** Items from a data source **
━━━
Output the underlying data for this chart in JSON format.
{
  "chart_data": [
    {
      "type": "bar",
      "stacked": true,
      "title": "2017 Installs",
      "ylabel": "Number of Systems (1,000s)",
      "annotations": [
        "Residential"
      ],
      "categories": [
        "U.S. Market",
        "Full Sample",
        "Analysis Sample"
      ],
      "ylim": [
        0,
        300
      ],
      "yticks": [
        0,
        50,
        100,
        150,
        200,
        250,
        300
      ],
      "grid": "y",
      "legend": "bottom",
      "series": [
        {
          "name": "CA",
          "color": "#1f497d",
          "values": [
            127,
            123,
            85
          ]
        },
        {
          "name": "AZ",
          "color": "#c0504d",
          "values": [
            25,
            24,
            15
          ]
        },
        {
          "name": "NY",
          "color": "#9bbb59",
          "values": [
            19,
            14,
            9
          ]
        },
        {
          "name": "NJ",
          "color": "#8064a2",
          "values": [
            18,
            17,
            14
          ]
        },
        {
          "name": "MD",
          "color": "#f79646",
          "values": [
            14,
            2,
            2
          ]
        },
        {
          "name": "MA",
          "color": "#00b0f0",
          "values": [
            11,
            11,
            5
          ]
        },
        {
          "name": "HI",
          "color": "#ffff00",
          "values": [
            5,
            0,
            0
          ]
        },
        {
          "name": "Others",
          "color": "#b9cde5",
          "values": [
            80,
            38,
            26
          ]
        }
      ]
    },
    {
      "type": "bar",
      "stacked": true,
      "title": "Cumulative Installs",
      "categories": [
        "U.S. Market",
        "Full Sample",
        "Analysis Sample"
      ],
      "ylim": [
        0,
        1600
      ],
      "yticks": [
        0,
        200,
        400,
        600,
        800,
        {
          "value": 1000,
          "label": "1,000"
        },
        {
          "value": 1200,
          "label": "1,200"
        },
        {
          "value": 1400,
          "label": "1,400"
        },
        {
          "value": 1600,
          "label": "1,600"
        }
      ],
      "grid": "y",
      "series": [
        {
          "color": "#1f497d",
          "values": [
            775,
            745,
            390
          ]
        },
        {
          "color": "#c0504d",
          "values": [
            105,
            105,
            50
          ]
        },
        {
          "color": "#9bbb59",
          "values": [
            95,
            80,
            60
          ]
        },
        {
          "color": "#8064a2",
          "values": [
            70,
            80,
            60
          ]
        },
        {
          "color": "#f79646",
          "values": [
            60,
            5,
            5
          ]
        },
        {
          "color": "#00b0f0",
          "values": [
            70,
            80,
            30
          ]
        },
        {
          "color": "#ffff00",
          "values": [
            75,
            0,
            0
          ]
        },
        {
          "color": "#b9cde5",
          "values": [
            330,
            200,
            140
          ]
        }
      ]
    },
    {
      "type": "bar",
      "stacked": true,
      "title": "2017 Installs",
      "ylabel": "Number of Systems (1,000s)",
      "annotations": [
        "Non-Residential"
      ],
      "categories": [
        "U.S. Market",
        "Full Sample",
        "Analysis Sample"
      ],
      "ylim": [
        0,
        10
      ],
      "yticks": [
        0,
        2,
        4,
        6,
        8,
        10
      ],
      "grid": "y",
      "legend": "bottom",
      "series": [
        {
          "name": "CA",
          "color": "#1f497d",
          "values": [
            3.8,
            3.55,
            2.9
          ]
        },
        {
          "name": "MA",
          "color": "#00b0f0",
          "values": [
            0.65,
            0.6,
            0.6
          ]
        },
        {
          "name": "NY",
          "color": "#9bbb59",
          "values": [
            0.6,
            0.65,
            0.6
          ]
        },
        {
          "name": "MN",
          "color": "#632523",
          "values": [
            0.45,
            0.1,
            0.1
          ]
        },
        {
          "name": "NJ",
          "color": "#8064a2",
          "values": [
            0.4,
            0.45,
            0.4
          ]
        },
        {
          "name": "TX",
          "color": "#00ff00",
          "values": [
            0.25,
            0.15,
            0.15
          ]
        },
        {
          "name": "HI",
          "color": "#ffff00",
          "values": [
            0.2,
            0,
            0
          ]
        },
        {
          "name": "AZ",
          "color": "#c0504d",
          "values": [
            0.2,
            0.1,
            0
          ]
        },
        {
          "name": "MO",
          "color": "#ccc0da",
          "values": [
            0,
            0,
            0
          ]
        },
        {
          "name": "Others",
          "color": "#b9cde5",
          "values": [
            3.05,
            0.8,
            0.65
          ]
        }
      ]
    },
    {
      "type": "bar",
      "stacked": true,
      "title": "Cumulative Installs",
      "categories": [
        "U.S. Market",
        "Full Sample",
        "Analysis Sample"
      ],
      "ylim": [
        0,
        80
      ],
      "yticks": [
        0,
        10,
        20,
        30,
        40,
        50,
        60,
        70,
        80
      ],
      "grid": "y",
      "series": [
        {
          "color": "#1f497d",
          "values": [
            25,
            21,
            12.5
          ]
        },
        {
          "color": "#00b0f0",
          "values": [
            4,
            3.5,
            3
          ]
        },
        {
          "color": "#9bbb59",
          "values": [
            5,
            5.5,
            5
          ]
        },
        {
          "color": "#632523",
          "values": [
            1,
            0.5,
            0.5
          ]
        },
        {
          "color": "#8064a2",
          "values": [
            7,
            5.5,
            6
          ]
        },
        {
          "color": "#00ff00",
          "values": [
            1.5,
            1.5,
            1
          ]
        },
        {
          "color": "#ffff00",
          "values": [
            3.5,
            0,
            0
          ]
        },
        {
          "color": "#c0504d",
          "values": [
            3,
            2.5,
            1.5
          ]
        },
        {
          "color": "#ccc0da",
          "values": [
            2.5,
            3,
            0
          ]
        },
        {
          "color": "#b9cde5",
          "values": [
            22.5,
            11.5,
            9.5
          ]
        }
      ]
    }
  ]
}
━━━
** Exercise requirements **
Send back all of the entries exactly, with nothing missing.

** The reply **
Output the underlying data for this chart in JSON format.
{
  "chart_data": [
    {
      "type": "bar",
      "stacked": true,
      "title": "2017 Installs",
      "ylabel": "Number of Systems (1,000s)",
      "annotations": [
        "Residential"
      ],
      "categories": [
        "U.S. Market",
        "Full Sample",
        "Analysis Sample"
      ],
      "ylim": [
        0,
        300
      ],
      "yticks": [
        0,
        50,
        100,
        150,
        200,
        250,
        300
      ],
      "grid": "y",
      "legend": "bottom",
      "series": [
        {
          "name": "CA",
          "color": "#1f497d",
          "values": [
            127,
            123,
            85
          ]
        },
        {
          "name": "AZ",
          "color": "#c0504d",
          "values": [
            25,
            24,
            15
          ]
        },
        {
          "name": "NY",
          "color": "#9bbb59",
          "values": [
            19,
            14,
            9
          ]
        },
        {
          "name": "NJ",
          "color": "#8064a2",
          "values": [
            18,
            17,
            14
          ]
        },
        {
          "name": "MD",
          "color": "#f79646",
          "values": [
            14,
            2,
            2
          ]
        },
        {
          "name": "MA",
          "color": "#00b0f0",
          "values": [
            11,
            11,
            5
          ]
        },
        {
          "name": "HI",
          "color": "#ffff00",
          "values": [
            5,
            0,
            0
          ]
        },
        {
          "name": "Others",
          "color": "#b9cde5",
          "values": [
            80,
            38,
            26
          ]
        }
      ]
    },
    {
      "type": "bar",
      "stacked": true,
      "title": "Cumulative Installs",
      "categories": [
        "U.S. Market",
        "Full Sample",
        "Analysis Sample"
      ],
      "ylim": [
        0,
        1600
      ],
      "yticks": [
        0,
        200,
        400,
        600,
        800,
        {
          "value": 1000,
          "label": "1,000"
        },
        {
          "value": 1200,
          "label": "1,200"
        },
        {
          "value": 1400,
          "label": "1,400"
        },
        {
          "value": 1600,
          "label": "1,600"
        }
      ],
      "grid": "y",
      "series": [
        {
          "color": "#1f497d",
          "values": [
            775,
            745,
            390
          ]
        },
        {
          "color": "#c0504d",
          "values": [
            105,
            105,
            50
          ]
        },
        {
          "color": "#9bbb59",
          "values": [
            95,
            80,
            60
          ]
        },
        {
          "color": "#8064a2",
          "values": [
            70,
            80,
            60
          ]
        },
        {
          "color": "#f79646",
          "values": [
            60,
            5,
            5
          ]
        },
        {
          "color": "#00b0f0",
          "values": [
            70,
            80,
            30
          ]
        },
        {
          "color": "#ffff00",
          "values": [
            75,
            0,
            0
          ]
        },
        {
          "color": "#b9cde5",
          "values": [
            330,
            200,
            140
          ]
        }
      ]
    },
    {
      "type": "bar",
      "stacked": true,
      "title": "2017 Installs",
      "ylabel": "Number of Systems (1,000s)",
      "annotations": [
        "Non-Residential"
      ],
      "categories": [
        "U.S. Market",
        "Full Sample",
        "Analysis Sample"
      ],
      "ylim": [
        0,
        10
      ],
      "yticks": [
        0,
        2,
        4,
        6,
        8,
        10
      ],
      "grid": "y",
      "legend": "bottom",
      "series": [
        {
          "name": "CA",
          "color": "#1f497d",
          "values": [
            3.8,
            3.55,
            2.9
          ]
        },
        {
          "name": "MA",
          "color": "#00b0f0",
          "values": [
            0.65,
            0.6,
            0.6
          ]
        },
        {
          "name": "NY",
          "color": "#9bbb59",
          "values": [
            0.6,
            0.65,
            0.6
          ]
        },
        {
          "name": "MN",
          "color": "#632523",
          "values": [
            0.45,
            0.1,
            0.1
          ]
        },
        {
          "name": "NJ",
          "color": "#8064a2",
          "values": [
            0.4,
            0.45,
            0.4
          ]
        },
        {
          "name": "TX",
          "color": "#00ff00",
          "values": [
            0.25,
            0.15,
            0.15
          ]
        },
        {
          "name": "HI",
          "color": "#ffff00",
          "values": [
            0.2,
            0,
            0
          ]
        },
        {
          "name": "AZ",
          "color": "#c0504d",
          "values": [
            0.2,
            0.1,
            0
          ]
        },
        {
          "name": "MO",
          "color": "#ccc0da",
          "values": [
            0,
            0,
            0
          ]
        },
        {
          "name": "Others",
          "color": "#b9cde5",
          "values": [
            3.05,
            0.8,
            0.65
          ]
        }
      ]
    },
    {
      "type": "bar",
      "stacked": true,
      "title": "Cumulative Installs",
      "categories": [
        "U.S. Market",
        "Full Sample",
        "Analysis Sample"
      ],
      "ylim": [
        0,
        80
      ],
      "yticks": [
        0,
        10,
        20,
        30,
        40,
        50,
        60,
        70,
        80
      ],
      "grid": "y",
      "series": [
        {
          "color": "#1f497d",
          "values": [
            25,
            21,
            12.5
          ]
        },
        {
          "color": "#00b0f0",
          "values": [
            4,
            3.5,
            3
          ]
        },
        {
          "color": "#9bbb59",
          "values": [
            5,
            5.5,
            5
          ]
        },
        {
          "color": "#632523",
          "values": [
            1,
            0.5,
            0.5
          ]
        },
        {
          "color": "#8064a2",
          "values": [
            7,
            5.5,
            6
          ]
        },
        {
          "color": "#00ff00",
          "values": [
            1.5,
            1.5,
            1
          ]
        },
        {
          "color": "#ffff00",
          "values": [
            3.5,
            0,
            0
          ]
        },
        {
          "color": "#c0504d",
          "values": [
            3,
            2.5,
            1.5
          ]
        },
        {
          "color": "#ccc0da",
          "values": [
            2.5,
            3,
            0
          ]
        },
        {
          "color": "#b9cde5",
          "values": [
            22.5,
            11.5,
            9.5
          ]
        }
      ]
    }
  ]
}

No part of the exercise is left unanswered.